## Article
Brevetées peu après la Grande guerre, les petites rondelles «unies pour la vie» avec les cyclistes furent fabriquées dès 1934 au bord du Loir. Un nom propre devenu… Très commun.

Devinette : qu’est-ce qui est né en même temps que le Tour de France ? Réponse : les rustines à vélo ! Une histoire à la fois simple et passionnante qui a fait d’un nom propre toujours bien connu et porté à La Chartre-sur-le-Loir… Un nom commun entré dans le langage courant.

Ces petites pastilles à languette dont l’usage est devenu évident sont, comme souvent, la réponse à un besoin. Au tout début du XXe, alors que le Tour de France vient de naître à l’initiative du journal L’Auto (ancêtre de L’Équipe), Louis Rustin est lui-même coureur amateur. Un sport tout nouveau qui passionne les jeunes de son époque. Il n’a que 23 ans et connaît, comme ses camarades, la galère des crevaisons sur les mauvaises routes autour de Paris.

rustines5 330 Testées en famille

Avec un camarade, Jean Larroque, il ouvre aux Batignolles (XVIIe arrondissement de Paris) une boutique-atelier de réparations et de rechapage des pneumatiques «pour tous véhicules», des bicyclettes aux premières voitures automobiles. Dès 1908, à Clichy, Paul Dournenjou, ingénieur chimiste, les rejoint pour imaginer une première invention à base de petits ronds de caoutchouc à coller : le «Dispositif pour éviter l’éclatement des pneumatiques». La réclame parle alors de «Réparation instantanée des chambres à air»… Une véritable innovation !

## Données

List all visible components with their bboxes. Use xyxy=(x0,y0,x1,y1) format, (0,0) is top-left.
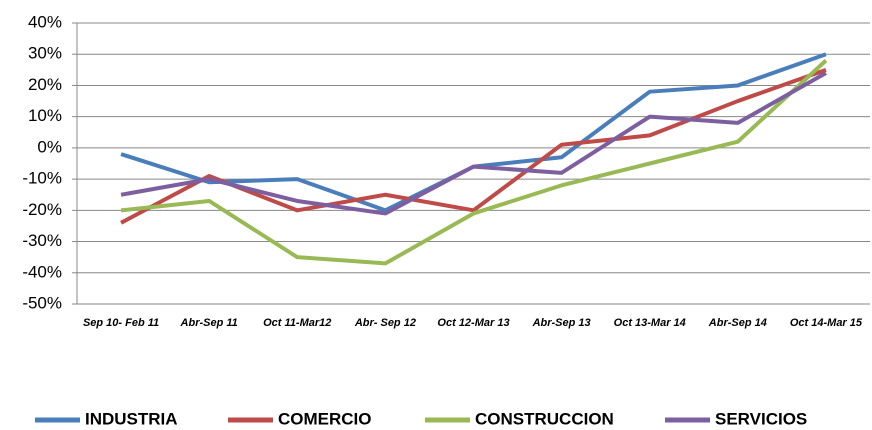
legend-label: COMERCIO xyxy=(278,409,372,428)
y-tick-label: -10% xyxy=(22,169,62,188)
legend-label: SERVICIOS xyxy=(715,409,807,428)
y-tick-label: -40% xyxy=(22,262,62,281)
y-tick-label: 10% xyxy=(28,106,62,125)
x-tick-label: Oct 13-Mar 14 xyxy=(614,317,686,329)
y-tick-label: -50% xyxy=(22,293,62,312)
x-tick-label: Abr- Sep 12 xyxy=(354,317,416,329)
y-tick-label: 0% xyxy=(37,137,62,156)
x-tick-label: Abr-Sep 13 xyxy=(532,317,591,329)
y-tick-label: -30% xyxy=(22,231,62,250)
legend-label: CONSTRUCCION xyxy=(475,409,614,428)
x-tick-label: Abr-Sep 14 xyxy=(708,317,767,329)
x-tick-label: Abr-Sep 11 xyxy=(180,317,238,329)
y-tick-label: 30% xyxy=(28,44,62,63)
y-tick-label: 20% xyxy=(28,75,62,94)
x-tick-label: Oct 14-Mar 15 xyxy=(790,317,863,329)
x-tick-label: Sep 10- Feb 11 xyxy=(83,317,159,329)
x-tick-label: Oct 11-Mar12 xyxy=(263,317,331,329)
y-tick-label: -20% xyxy=(22,200,62,219)
legend-label: INDUSTRIA xyxy=(85,409,178,428)
series-line xyxy=(120,52,827,213)
x-tick-label: Oct 12-Mar 13 xyxy=(437,317,509,329)
series-line xyxy=(120,71,827,216)
y-tick-label: 40% xyxy=(28,12,62,31)
series-line xyxy=(120,58,828,266)
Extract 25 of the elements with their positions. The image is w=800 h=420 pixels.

## Énoncé
D'après l'article sur les rustines, dans quel quartier de Paris Louis Rustin et Jean Larroque ont-ils ouvert leur boutique-atelier ?

## Réponse
Aux Batignolles, dans le XVIIe arrondissement de Paris.